• **WHAT IS ASKED**
Your answer should be a single number: the count of lines holding the word "FACILIDAD".

Stored items
·····

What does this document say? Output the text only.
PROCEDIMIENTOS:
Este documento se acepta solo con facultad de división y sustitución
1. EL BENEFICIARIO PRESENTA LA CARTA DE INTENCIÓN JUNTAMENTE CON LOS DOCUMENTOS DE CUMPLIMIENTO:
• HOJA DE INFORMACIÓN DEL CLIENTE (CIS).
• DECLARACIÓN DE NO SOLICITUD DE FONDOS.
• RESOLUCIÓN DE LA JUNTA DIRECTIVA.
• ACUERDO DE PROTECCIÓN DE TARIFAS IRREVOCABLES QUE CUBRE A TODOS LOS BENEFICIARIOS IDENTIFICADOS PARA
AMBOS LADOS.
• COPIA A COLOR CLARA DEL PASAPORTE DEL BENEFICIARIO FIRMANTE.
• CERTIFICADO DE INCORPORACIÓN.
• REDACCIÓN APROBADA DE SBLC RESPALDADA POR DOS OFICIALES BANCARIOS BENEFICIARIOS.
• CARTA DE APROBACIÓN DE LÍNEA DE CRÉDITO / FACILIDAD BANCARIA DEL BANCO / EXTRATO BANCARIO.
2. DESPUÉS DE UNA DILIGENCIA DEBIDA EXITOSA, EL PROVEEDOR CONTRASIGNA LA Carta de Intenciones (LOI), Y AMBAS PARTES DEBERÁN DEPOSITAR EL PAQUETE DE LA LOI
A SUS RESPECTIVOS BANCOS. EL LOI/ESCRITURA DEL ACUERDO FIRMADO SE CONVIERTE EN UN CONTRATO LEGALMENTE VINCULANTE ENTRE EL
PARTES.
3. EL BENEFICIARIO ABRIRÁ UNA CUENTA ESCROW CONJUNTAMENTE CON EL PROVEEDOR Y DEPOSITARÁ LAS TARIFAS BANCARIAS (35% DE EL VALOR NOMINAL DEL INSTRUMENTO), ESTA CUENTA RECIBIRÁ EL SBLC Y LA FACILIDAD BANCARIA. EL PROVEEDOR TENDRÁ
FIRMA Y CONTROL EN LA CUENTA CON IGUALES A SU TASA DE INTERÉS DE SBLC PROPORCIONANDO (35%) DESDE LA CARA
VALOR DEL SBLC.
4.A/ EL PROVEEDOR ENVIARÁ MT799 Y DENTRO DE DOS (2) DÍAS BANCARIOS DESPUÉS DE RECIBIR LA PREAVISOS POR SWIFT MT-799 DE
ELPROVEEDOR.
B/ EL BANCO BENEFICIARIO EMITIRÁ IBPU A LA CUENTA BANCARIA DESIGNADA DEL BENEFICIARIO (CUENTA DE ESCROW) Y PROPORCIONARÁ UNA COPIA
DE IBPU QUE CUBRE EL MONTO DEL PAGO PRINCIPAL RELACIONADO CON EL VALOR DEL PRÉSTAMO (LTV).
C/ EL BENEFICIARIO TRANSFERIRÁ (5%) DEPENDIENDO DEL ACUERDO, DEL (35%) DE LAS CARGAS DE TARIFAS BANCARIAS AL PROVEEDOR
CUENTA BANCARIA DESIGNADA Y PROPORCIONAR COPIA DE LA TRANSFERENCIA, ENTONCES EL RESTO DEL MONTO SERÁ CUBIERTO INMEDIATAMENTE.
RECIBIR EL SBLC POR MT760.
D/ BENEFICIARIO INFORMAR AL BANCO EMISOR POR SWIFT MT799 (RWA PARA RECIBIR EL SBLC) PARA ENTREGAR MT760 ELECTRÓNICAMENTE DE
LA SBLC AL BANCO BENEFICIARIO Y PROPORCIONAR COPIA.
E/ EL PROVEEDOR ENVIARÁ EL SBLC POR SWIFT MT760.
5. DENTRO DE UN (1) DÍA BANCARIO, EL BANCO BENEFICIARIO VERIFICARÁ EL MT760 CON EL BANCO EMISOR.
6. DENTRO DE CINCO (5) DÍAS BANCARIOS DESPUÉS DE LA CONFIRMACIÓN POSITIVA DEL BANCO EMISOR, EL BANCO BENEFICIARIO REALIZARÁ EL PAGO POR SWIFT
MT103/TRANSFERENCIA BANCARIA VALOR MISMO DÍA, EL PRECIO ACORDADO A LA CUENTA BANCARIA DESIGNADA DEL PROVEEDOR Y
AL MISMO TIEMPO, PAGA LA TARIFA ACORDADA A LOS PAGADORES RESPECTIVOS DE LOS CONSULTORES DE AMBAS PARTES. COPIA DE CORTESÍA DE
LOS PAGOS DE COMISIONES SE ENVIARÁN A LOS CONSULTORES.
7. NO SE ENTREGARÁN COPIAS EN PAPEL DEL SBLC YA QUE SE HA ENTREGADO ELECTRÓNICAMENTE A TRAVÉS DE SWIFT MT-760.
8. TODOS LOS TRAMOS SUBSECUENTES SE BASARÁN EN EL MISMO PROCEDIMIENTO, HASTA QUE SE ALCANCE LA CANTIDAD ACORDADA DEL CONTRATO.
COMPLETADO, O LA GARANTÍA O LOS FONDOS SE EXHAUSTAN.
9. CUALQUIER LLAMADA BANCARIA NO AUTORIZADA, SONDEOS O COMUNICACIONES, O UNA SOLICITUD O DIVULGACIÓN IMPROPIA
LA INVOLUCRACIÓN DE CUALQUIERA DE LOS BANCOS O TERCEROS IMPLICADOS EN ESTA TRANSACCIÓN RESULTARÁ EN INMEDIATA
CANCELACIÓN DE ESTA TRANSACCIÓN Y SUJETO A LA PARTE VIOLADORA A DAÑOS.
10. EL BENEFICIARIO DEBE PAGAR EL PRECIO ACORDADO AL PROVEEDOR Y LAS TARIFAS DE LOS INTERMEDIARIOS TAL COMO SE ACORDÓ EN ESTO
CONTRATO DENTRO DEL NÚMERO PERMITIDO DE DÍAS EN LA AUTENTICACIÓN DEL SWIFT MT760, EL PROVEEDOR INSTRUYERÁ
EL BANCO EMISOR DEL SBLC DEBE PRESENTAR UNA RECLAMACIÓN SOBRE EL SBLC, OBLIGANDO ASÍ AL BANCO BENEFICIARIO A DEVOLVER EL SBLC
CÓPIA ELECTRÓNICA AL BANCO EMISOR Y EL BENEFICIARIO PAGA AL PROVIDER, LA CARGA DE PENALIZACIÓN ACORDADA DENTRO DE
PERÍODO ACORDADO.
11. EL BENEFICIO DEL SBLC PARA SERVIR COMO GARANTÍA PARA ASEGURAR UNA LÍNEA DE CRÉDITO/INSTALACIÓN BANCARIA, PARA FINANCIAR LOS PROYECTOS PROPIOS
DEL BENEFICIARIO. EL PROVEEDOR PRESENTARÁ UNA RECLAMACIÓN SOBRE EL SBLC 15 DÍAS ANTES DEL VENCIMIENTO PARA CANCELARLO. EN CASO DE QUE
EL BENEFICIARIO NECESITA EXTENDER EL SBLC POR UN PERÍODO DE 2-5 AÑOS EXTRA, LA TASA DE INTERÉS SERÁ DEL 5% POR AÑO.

·····

• **RESULT**
2